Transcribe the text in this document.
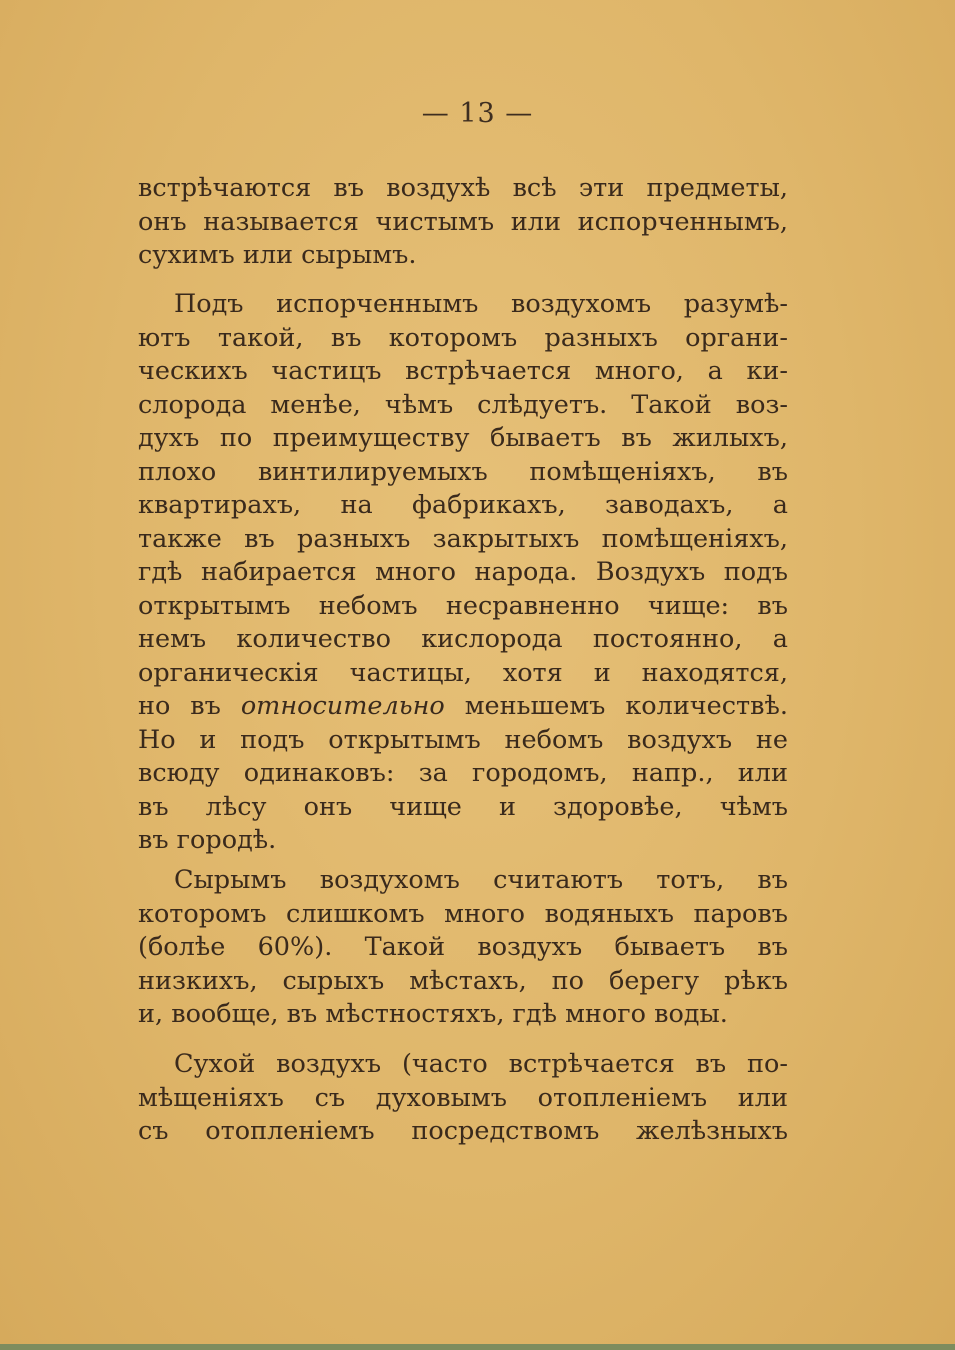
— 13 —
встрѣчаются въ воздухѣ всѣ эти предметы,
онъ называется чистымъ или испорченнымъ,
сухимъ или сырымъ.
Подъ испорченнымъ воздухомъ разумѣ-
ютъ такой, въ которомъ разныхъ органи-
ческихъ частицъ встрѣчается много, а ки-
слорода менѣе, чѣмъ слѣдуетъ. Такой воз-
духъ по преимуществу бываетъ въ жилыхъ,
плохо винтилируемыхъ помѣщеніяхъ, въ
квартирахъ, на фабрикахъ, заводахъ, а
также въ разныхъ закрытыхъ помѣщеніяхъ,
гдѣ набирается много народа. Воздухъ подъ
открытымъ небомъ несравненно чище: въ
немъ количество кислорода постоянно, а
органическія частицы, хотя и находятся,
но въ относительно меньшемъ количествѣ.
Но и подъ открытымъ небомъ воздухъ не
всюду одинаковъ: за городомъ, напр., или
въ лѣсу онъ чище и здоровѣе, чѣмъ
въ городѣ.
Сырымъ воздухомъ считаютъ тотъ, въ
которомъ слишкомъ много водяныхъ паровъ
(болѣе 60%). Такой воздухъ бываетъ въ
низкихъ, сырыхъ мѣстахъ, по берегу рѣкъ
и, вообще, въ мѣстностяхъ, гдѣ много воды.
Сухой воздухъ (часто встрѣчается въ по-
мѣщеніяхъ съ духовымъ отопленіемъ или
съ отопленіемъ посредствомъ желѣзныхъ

───

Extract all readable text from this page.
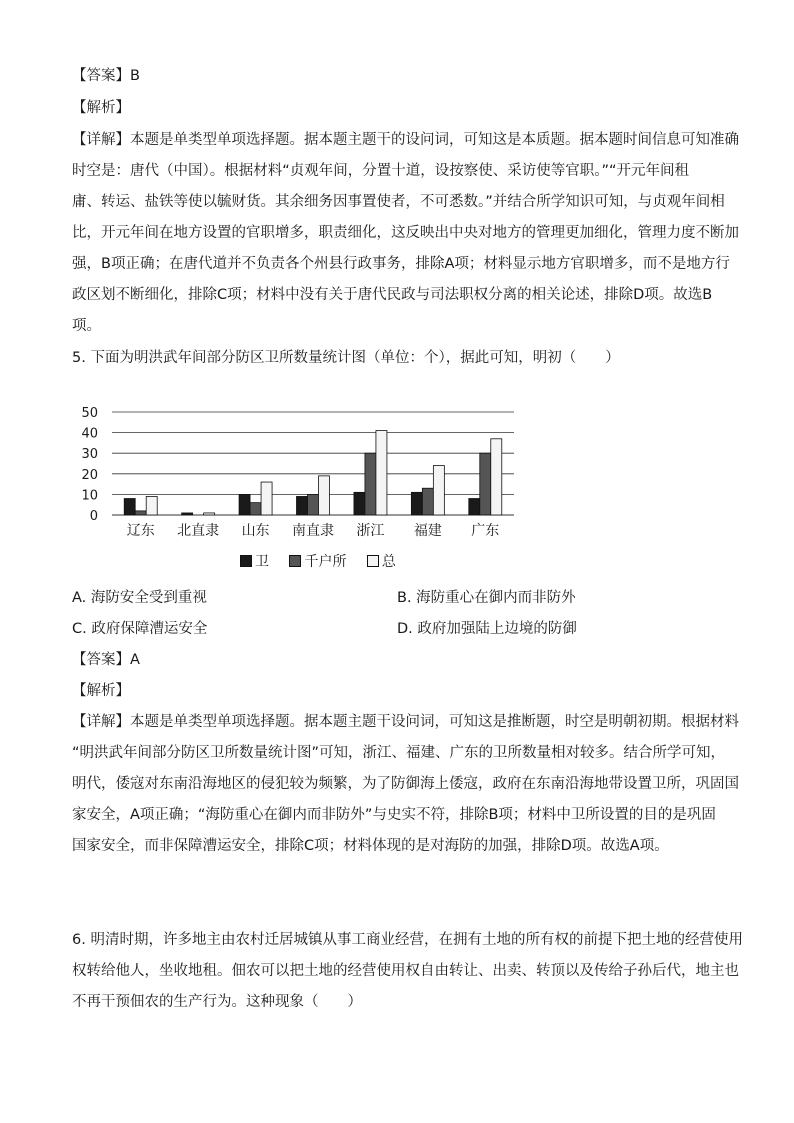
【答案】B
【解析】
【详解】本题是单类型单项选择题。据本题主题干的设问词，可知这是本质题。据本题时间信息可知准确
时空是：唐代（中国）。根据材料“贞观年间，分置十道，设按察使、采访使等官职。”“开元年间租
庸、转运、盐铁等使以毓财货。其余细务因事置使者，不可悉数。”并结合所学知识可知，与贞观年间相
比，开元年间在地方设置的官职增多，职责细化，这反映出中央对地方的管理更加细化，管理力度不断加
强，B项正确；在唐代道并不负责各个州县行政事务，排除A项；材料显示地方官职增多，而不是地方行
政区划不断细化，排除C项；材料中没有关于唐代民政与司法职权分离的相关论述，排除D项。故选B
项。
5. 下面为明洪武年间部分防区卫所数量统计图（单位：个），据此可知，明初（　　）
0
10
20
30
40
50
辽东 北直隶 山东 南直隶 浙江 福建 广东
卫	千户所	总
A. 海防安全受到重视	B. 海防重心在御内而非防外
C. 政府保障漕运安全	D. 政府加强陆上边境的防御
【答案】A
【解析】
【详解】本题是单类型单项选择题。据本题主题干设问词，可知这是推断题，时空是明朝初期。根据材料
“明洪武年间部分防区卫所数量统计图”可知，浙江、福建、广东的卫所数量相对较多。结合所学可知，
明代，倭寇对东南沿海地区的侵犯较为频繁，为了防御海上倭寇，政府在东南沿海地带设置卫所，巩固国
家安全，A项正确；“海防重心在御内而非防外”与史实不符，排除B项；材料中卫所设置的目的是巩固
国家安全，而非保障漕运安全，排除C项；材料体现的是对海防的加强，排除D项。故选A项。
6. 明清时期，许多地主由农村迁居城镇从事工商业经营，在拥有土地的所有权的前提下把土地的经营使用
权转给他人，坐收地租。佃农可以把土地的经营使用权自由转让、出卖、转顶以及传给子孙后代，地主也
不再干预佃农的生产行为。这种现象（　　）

───

▶ Task description
Pick out all lines containing the string "испорченнымъ".

▶ Completed exercise
онъ называется чистымъ или испорченнымъ,
Подъ испорченнымъ воздухомъ разумѣ-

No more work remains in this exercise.